Records for processing:

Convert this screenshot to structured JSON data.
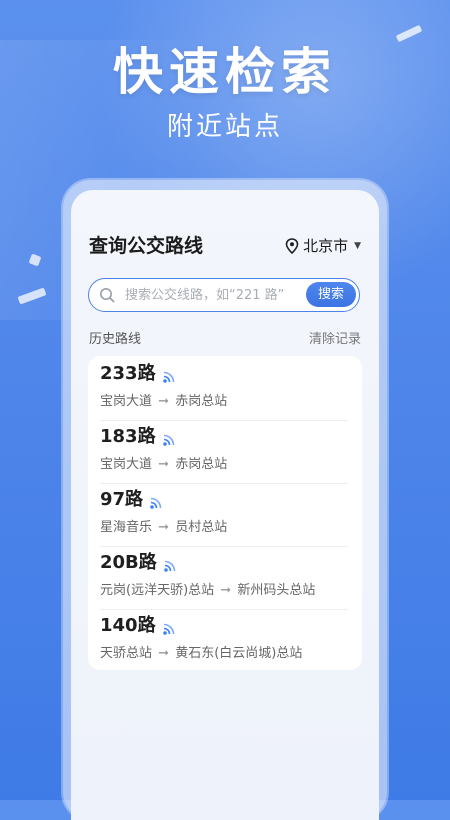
{
  "promo": {
    "title": "快速检索",
    "subtitle": "附近站点"
  },
  "header": {
    "title": "查询公交路线",
    "city": "北京市"
  },
  "search": {
    "placeholder": "搜索公交线路，如“221 路”",
    "button_label": "搜索"
  },
  "history": {
    "label": "历史路线",
    "clear_label": "清除记录",
    "items": [
      {
        "route": "233路",
        "from": "宝岗大道",
        "to": "赤岗总站"
      },
      {
        "route": "183路",
        "from": "宝岗大道",
        "to": "赤岗总站"
      },
      {
        "route": "97路",
        "from": "星海音乐",
        "to": "员村总站"
      },
      {
        "route": "20B路",
        "from": "元岗(远洋天骄)总站",
        "to": "新州码头总站"
      },
      {
        "route": "140路",
        "from": "天骄总站",
        "to": "黄石东(白云尚城)总站"
      }
    ],
    "arrow": "➞"
  },
  "colors": {
    "accent": "#3b74e3",
    "background": "#4f86ea",
    "signal": "#3b82f6"
  },
  "icons": {
    "location": "location-pin-icon",
    "dropdown": "caret-down-icon",
    "search": "search-icon",
    "realtime": "realtime-signal-icon"
  }
}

Work to do: Reproduce the material above in full and without alteration, but skip all pictures.

Solution to the problem:
Convert this screenshot to structured JSON data.
{
  "promo": {
    "title": "快速检索",
    "subtitle": "附近站点"
  },
  "header": {
    "title": "查询公交路线",
    "city": "北京市"
  },
  "search": {
    "placeholder": "搜索公交线路，如“221 路”",
    "button_label": "搜索"
  },
  "history": {
    "label": "历史路线",
    "clear_label": "清除记录",
    "items": [
      {
        "route": "233路",
        "from": "宝岗大道",
        "to": "赤岗总站"
      },
      {
        "route": "183路",
        "from": "宝岗大道",
        "to": "赤岗总站"
      },
      {
        "route": "97路",
        "from": "星海音乐",
        "to": "员村总站"
      },
      {
        "route": "20B路",
        "from": "元岗(远洋天骄)总站",
        "to": "新州码头总站"
      },
      {
        "route": "140路",
        "from": "天骄总站",
        "to": "黄石东(白云尚城)总站"
      }
    ],
    "arrow": "➞"
  },
  "colors": {
    "accent": "#3b74e3",
    "background": "#4f86ea",
    "signal": "#3b82f6"
  },
  "icons": {
    "location": "location-pin-icon",
    "dropdown": "caret-down-icon",
    "search": "search-icon",
    "realtime": "realtime-signal-icon"
  }
}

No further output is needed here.